→ The exercise
Each entry in the listing below should be restated word for word.

[Saved entries]
>>

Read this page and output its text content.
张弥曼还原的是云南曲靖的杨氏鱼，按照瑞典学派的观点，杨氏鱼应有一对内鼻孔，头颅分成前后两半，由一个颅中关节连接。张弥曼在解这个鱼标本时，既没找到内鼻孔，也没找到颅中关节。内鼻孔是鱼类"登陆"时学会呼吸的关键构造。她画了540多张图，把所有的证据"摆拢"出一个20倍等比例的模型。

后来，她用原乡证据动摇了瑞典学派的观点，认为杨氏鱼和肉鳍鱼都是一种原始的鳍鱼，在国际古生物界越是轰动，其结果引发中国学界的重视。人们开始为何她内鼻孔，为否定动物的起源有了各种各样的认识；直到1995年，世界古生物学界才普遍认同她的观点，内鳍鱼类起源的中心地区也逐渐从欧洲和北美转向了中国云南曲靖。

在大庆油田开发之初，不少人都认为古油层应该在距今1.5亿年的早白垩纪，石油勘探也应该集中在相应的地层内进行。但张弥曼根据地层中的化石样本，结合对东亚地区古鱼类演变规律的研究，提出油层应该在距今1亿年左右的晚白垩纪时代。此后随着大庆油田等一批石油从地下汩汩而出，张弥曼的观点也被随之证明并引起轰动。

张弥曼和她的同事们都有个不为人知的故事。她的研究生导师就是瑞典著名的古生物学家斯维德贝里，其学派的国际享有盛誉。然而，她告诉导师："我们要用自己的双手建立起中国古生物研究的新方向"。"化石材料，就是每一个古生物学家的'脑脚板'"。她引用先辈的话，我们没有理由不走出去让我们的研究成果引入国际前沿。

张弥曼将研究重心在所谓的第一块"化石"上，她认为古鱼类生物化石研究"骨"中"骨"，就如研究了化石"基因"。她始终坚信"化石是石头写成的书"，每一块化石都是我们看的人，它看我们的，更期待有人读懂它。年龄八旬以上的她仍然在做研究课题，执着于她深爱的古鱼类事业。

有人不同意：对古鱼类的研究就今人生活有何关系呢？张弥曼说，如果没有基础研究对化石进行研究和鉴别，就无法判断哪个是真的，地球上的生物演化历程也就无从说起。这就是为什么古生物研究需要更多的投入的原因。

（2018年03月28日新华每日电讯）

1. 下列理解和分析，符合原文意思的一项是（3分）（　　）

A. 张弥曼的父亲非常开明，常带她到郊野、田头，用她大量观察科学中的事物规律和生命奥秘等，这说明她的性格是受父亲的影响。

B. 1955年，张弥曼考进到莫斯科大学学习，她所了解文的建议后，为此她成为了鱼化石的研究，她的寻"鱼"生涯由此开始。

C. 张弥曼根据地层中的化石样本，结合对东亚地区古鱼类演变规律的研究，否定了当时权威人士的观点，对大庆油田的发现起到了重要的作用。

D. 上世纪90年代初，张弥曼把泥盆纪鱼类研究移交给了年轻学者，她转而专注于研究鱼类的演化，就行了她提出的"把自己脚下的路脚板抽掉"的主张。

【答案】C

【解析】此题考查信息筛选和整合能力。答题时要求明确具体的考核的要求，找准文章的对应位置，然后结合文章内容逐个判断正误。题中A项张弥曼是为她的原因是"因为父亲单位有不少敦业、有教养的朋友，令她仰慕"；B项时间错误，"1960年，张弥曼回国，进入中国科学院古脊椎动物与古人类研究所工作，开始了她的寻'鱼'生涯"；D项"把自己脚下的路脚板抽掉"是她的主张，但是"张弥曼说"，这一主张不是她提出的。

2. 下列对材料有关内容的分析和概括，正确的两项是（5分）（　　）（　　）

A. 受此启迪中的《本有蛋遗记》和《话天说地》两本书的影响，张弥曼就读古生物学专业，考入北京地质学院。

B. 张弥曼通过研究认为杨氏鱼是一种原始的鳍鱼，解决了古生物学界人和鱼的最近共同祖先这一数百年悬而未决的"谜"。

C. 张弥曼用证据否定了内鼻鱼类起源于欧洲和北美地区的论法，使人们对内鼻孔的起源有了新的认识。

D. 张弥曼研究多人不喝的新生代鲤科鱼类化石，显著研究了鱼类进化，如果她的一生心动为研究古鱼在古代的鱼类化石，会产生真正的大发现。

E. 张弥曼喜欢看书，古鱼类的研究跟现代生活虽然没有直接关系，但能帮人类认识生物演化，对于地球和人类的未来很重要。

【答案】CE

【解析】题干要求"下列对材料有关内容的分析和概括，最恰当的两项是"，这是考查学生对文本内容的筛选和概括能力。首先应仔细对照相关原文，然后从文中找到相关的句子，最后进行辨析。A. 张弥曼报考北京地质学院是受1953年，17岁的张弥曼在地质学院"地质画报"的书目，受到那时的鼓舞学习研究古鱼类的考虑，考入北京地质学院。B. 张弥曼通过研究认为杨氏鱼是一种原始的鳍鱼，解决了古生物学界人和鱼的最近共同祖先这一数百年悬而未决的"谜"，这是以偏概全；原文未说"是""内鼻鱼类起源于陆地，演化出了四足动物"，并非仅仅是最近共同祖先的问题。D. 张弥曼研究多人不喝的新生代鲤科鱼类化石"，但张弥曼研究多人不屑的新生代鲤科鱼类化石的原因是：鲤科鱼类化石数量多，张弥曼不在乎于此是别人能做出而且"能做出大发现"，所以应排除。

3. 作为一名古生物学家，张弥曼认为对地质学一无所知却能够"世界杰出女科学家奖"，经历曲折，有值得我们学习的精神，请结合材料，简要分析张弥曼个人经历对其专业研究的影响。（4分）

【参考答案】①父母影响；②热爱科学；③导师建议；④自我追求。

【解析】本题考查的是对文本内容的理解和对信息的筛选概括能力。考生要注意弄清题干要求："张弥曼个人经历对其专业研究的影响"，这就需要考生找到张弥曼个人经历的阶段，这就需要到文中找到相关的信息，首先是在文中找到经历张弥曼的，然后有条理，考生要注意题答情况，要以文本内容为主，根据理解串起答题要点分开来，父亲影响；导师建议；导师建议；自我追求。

<<

→ Exercise response
Read this page and output its text content.
张弥曼还原的是云南曲靖的杨氏鱼，按照瑞典学派的观点，杨氏鱼应有一对内鼻孔，头颅分成前后两半，由一个颅中关节连接。张弥曼在解这个鱼标本时，既没找到内鼻孔，也没找到颅中关节。内鼻孔是鱼类"登陆"时学会呼吸的关键构造。她画了540多张图，把所有的证据"摆拢"出一个20倍等比例的模型。

后来，她用原乡证据动摇了瑞典学派的观点，认为杨氏鱼和肉鳍鱼都是一种原始的鳍鱼，在国际古生物界越是轰动，其结果引发中国学界的重视。人们开始为何她内鼻孔，为否定动物的起源有了各种各样的认识；直到1995年，世界古生物学界才普遍认同她的观点，内鳍鱼类起源的中心地区也逐渐从欧洲和北美转向了中国云南曲靖。

在大庆油田开发之初，不少人都认为古油层应该在距今1.5亿年的早白垩纪，石油勘探也应该集中在相应的地层内进行。但张弥曼根据地层中的化石样本，结合对东亚地区古鱼类演变规律的研究，提出油层应该在距今1亿年左右的晚白垩纪时代。此后随着大庆油田等一批石油从地下汩汩而出，张弥曼的观点也被随之证明并引起轰动。

张弥曼和她的同事们都有个不为人知的故事。她的研究生导师就是瑞典著名的古生物学家斯维德贝里，其学派的国际享有盛誉。然而，她告诉导师："我们要用自己的双手建立起中国古生物研究的新方向"。"化石材料，就是每一个古生物学家的'脑脚板'"。她引用先辈的话，我们没有理由不走出去让我们的研究成果引入国际前沿。

张弥曼将研究重心在所谓的第一块"化石"上，她认为古鱼类生物化石研究"骨"中"骨"，就如研究了化石"基因"。她始终坚信"化石是石头写成的书"，每一块化石都是我们看的人，它看我们的，更期待有人读懂它。年龄八旬以上的她仍然在做研究课题，执着于她深爱的古鱼类事业。

有人不同意：对古鱼类的研究就今人生活有何关系呢？张弥曼说，如果没有基础研究对化石进行研究和鉴别，就无法判断哪个是真的，地球上的生物演化历程也就无从说起。这就是为什么古生物研究需要更多的投入的原因。

（2018年03月28日新华每日电讯）

1. 下列理解和分析，符合原文意思的一项是（3分）（　　）

A. 张弥曼的父亲非常开明，常带她到郊野、田头，用她大量观察科学中的事物规律和生命奥秘等，这说明她的性格是受父亲的影响。

B. 1955年，张弥曼考进到莫斯科大学学习，她所了解文的建议后，为此她成为了鱼化石的研究，她的寻"鱼"生涯由此开始。

C. 张弥曼根据地层中的化石样本，结合对东亚地区古鱼类演变规律的研究，否定了当时权威人士的观点，对大庆油田的发现起到了重要的作用。

D. 上世纪90年代初，张弥曼把泥盆纪鱼类研究移交给了年轻学者，她转而专注于研究鱼类的演化，就行了她提出的"把自己脚下的路脚板抽掉"的主张。

【答案】C

【解析】此题考查信息筛选和整合能力。答题时要求明确具体的考核的要求，找准文章的对应位置，然后结合文章内容逐个判断正误。题中A项张弥曼是为她的原因是"因为父亲单位有不少敦业、有教养的朋友，令她仰慕"；B项时间错误，"1960年，张弥曼回国，进入中国科学院古脊椎动物与古人类研究所工作，开始了她的寻'鱼'生涯"；D项"把自己脚下的路脚板抽掉"是她的主张，但是"张弥曼说"，这一主张不是她提出的。

2. 下列对材料有关内容的分析和概括，正确的两项是（5分）（　　）（　　）

A. 受此启迪中的《本有蛋遗记》和《话天说地》两本书的影响，张弥曼就读古生物学专业，考入北京地质学院。

B. 张弥曼通过研究认为杨氏鱼是一种原始的鳍鱼，解决了古生物学界人和鱼的最近共同祖先这一数百年悬而未决的"谜"。

C. 张弥曼用证据否定了内鼻鱼类起源于欧洲和北美地区的论法，使人们对内鼻孔的起源有了新的认识。

D. 张弥曼研究多人不喝的新生代鲤科鱼类化石，显著研究了鱼类进化，如果她的一生心动为研究古鱼在古代的鱼类化石，会产生真正的大发现。

E. 张弥曼喜欢看书，古鱼类的研究跟现代生活虽然没有直接关系，但能帮人类认识生物演化，对于地球和人类的未来很重要。

【答案】CE

【解析】题干要求"下列对材料有关内容的分析和概括，最恰当的两项是"，这是考查学生对文本内容的筛选和概括能力。首先应仔细对照相关原文，然后从文中找到相关的句子，最后进行辨析。A. 张弥曼报考北京地质学院是受1953年，17岁的张弥曼在地质学院"地质画报"的书目，受到那时的鼓舞学习研究古鱼类的考虑，考入北京地质学院。B. 张弥曼通过研究认为杨氏鱼是一种原始的鳍鱼，解决了古生物学界人和鱼的最近共同祖先这一数百年悬而未决的"谜"，这是以偏概全；原文未说"是""内鼻鱼类起源于陆地，演化出了四足动物"，并非仅仅是最近共同祖先的问题。D. 张弥曼研究多人不喝的新生代鲤科鱼类化石"，但张弥曼研究多人不屑的新生代鲤科鱼类化石的原因是：鲤科鱼类化石数量多，张弥曼不在乎于此是别人能做出而且"能做出大发现"，所以应排除。

3. 作为一名古生物学家，张弥曼认为对地质学一无所知却能够"世界杰出女科学家奖"，经历曲折，有值得我们学习的精神，请结合材料，简要分析张弥曼个人经历对其专业研究的影响。（4分）

【参考答案】①父母影响；②热爱科学；③导师建议；④自我追求。

【解析】本题考查的是对文本内容的理解和对信息的筛选概括能力。考生要注意弄清题干要求："张弥曼个人经历对其专业研究的影响"，这就需要考生找到张弥曼个人经历的阶段，这就需要到文中找到相关的信息，首先是在文中找到经历张弥曼的，然后有条理，考生要注意题答情况，要以文本内容为主，根据理解串起答题要点分开来，父亲影响；导师建议；导师建议；自我追求。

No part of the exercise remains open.